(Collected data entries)
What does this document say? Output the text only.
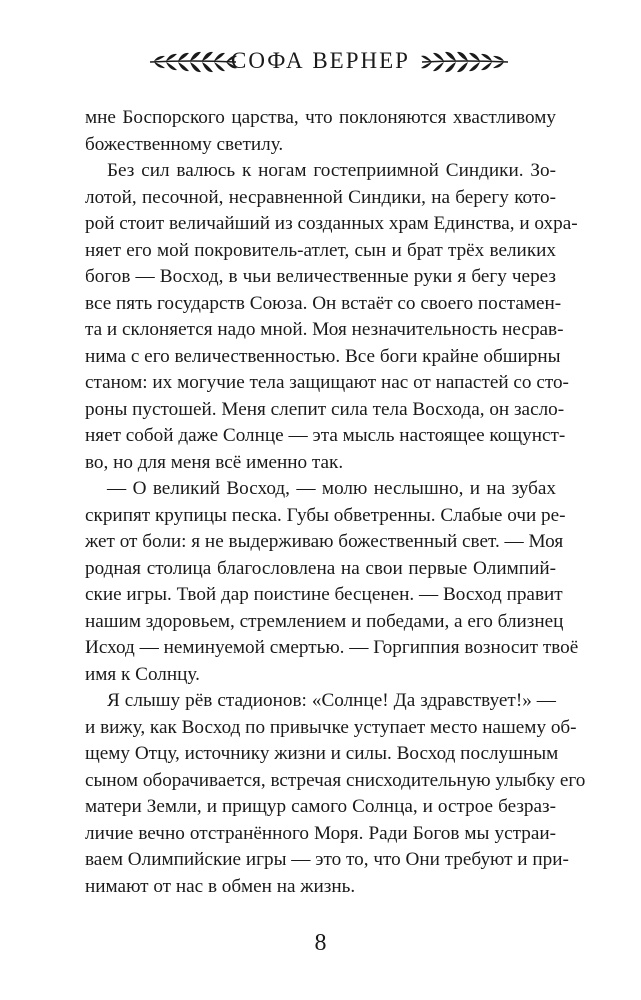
СОФА ВЕРНЕР

мне Боспорского царства, что поклоняются хвастливому
божественному светилу.

Без сил валюсь к ногам гостеприимной Синдики. Зо-
лотой, песочной, несравненной Синдики, на берегу кото-
рой стоит величайший из созданных храм Единства, и охра-
няет его мой покровитель-атлет, сын и брат трёх великих
богов — Восход, в чьи величественные руки я бегу через
все пять государств Союза. Он встаёт со своего постамен-
та и склоняется надо мной. Моя незначительность несрав-
нима с его величественностью. Все боги крайне обширны
станом: их могучие тела защищают нас от напастей со сто-
роны пустошей. Меня слепит сила тела Восхода, он засло-
няет собой даже Солнце — эта мысль настоящее кощунст-
во, но для меня всё именно так.

— О великий Восход, — молю неслышно, и на зубах
скрипят крупицы песка. Губы обветренны. Слабые очи ре-
жет от боли: я не выдерживаю божественный свет. — Моя
родная столица благословлена на свои первые Олимпий-
ские игры. Твой дар поистине бесценен. — Восход правит
нашим здоровьем, стремлением и победами, а его близнец
Исход — неминуемой смертью. — Горгиппия возносит твоё
имя к Солнцу.

Я слышу рёв стадионов: «Солнце! Да здравствует!» —
и вижу, как Восход по привычке уступает место нашему об-
щему Отцу, источнику жизни и силы. Восход послушным
сыном оборачивается, встречая снисходительную улыбку его
матери Земли, и прищур самого Солнца, и острое безраз-
личие вечно отстранённого Моря. Ради Богов мы устраи-
ваем Олимпийские игры — это то, что Они требуют и при-
нимают от нас в обмен на жизнь.

8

WHAT YOU WILL DO: Only a number is wanted: how many lines of the material include the word "Солнце".

WRITTEN SOLUTION: 2